-- THE PROBLEM --
Copy, from the entries below, each line in which the string "consumption" appears.

-- DATASET ENTRIES --
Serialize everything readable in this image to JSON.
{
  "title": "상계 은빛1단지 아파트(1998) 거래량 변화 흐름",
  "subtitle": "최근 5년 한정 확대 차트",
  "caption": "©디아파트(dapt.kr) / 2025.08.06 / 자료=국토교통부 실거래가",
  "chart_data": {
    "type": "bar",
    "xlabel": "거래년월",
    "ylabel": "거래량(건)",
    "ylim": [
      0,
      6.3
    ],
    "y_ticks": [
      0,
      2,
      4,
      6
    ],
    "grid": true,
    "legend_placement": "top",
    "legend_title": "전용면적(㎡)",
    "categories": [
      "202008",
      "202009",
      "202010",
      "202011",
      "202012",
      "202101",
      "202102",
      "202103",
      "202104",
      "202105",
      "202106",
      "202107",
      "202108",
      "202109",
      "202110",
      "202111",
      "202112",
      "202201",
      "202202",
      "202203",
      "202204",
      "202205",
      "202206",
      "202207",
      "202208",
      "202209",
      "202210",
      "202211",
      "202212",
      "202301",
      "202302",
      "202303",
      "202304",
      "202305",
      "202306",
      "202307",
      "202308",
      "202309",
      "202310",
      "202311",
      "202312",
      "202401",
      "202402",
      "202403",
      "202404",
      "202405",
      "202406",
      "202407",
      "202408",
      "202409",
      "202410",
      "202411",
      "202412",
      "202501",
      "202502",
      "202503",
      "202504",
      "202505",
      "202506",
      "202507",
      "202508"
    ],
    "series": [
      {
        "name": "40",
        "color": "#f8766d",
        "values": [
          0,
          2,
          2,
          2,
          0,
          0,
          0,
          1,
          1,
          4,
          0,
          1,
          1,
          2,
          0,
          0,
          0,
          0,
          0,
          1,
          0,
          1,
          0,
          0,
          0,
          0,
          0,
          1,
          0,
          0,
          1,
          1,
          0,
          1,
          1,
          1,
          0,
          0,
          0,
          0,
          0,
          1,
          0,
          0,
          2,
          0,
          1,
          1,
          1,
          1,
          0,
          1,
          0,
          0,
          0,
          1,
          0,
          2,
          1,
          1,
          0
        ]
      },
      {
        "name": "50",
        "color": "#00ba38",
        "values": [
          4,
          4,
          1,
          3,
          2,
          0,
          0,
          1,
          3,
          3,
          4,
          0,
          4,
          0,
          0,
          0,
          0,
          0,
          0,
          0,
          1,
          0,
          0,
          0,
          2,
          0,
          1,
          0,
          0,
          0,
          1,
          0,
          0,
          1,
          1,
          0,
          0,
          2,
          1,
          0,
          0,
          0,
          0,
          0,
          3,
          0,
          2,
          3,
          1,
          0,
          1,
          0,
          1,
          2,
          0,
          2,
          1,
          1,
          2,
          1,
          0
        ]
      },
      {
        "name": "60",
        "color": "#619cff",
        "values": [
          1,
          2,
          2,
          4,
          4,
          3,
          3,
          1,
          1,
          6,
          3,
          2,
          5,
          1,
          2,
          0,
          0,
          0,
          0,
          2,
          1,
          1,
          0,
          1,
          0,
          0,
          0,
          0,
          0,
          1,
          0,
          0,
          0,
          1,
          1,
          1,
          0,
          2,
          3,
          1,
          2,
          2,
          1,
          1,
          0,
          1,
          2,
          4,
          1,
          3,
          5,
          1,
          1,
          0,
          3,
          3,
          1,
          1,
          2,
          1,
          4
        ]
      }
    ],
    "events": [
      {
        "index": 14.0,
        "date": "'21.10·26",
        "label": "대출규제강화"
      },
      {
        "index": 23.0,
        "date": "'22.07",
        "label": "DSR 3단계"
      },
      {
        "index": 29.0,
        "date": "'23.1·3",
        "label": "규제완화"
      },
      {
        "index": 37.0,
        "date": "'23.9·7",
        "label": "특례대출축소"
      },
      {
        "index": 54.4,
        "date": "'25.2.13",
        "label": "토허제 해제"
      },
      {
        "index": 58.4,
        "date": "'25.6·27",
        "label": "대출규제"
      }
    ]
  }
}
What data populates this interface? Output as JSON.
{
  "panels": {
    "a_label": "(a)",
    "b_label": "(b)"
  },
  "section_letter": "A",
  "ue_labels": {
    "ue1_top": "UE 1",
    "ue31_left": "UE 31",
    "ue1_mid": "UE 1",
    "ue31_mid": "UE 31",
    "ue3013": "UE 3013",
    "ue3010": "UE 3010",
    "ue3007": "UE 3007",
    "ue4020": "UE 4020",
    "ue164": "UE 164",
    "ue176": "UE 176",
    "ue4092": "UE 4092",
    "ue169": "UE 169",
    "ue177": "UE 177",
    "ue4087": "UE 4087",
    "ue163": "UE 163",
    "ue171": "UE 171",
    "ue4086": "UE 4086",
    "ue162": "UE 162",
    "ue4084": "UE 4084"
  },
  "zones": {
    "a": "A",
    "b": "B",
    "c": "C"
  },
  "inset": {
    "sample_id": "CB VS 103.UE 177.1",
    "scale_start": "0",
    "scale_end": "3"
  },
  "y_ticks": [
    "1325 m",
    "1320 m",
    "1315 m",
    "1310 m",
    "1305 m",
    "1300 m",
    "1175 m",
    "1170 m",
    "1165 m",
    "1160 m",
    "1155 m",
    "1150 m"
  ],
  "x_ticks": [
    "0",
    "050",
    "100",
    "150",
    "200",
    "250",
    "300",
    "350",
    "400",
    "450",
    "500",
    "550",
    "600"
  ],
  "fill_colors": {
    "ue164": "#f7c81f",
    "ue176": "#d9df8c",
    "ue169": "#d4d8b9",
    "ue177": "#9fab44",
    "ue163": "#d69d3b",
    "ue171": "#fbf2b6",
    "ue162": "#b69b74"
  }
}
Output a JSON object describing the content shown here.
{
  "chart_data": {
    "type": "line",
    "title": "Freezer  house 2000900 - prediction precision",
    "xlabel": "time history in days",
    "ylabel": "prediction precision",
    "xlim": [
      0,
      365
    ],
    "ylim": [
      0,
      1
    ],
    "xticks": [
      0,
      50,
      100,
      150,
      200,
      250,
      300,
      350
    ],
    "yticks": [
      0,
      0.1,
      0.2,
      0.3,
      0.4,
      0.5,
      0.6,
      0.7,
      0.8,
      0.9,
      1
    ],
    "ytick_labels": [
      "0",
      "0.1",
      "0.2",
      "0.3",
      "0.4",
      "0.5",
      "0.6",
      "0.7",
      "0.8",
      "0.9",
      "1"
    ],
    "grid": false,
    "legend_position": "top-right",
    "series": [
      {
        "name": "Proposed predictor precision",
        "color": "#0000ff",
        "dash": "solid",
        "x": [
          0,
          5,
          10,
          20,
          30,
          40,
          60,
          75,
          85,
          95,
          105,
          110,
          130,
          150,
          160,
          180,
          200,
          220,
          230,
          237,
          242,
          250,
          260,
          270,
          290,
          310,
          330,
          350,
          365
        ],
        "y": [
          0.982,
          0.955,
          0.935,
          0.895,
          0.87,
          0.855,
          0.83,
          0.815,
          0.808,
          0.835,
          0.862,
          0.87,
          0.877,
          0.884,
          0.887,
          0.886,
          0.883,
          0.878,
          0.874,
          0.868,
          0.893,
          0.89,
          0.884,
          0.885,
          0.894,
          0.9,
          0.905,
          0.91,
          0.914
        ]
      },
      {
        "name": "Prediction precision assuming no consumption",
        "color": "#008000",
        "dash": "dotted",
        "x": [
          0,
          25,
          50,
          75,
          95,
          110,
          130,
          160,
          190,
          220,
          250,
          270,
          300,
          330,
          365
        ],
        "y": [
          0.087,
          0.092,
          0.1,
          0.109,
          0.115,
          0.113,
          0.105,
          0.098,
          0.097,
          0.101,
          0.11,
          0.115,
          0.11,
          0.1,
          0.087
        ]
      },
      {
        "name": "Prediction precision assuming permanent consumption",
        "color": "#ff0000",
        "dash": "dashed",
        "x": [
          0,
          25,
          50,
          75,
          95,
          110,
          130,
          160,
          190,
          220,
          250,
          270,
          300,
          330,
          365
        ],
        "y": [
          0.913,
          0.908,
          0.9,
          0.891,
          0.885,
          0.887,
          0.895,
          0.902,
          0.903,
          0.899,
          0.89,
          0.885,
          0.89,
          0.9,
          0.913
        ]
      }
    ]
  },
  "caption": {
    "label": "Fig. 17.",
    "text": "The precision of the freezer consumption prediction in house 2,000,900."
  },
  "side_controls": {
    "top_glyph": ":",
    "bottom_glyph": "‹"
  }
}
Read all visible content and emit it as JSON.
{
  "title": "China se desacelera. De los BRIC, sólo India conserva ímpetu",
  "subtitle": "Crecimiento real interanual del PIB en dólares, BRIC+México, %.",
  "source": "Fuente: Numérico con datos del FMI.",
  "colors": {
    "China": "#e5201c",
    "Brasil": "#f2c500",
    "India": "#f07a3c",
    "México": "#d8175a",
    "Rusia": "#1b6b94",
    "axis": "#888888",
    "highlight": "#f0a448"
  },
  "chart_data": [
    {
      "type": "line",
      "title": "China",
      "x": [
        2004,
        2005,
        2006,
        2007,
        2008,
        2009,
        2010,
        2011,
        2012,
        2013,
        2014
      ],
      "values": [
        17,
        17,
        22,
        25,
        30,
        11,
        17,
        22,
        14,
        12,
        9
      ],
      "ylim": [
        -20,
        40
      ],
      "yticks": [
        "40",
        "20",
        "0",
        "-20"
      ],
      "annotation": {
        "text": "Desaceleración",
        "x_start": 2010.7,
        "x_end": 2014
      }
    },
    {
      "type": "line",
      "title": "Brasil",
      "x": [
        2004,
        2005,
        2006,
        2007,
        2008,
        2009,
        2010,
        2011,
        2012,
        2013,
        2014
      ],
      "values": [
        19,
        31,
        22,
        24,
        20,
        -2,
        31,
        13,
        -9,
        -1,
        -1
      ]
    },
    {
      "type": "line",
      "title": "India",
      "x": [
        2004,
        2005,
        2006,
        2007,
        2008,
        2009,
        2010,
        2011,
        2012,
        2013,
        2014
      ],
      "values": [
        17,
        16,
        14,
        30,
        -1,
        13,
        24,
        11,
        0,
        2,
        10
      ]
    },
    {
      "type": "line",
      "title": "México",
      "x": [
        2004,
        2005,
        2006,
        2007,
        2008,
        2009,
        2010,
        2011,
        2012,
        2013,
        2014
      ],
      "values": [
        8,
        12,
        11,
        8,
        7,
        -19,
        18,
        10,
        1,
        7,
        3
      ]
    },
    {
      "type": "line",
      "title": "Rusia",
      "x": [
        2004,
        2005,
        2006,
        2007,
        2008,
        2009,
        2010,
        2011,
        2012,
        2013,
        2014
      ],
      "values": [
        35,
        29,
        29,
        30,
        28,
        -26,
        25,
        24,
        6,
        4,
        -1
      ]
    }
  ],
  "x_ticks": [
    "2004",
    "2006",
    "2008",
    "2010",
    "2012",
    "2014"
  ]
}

-- TASK RESPONSE --
        "name": "Prediction precision assuming no consumption",
        "name": "Prediction precision assuming permanent consumption",
    "text": "The precision of the freezer consumption prediction in house 2,000,900."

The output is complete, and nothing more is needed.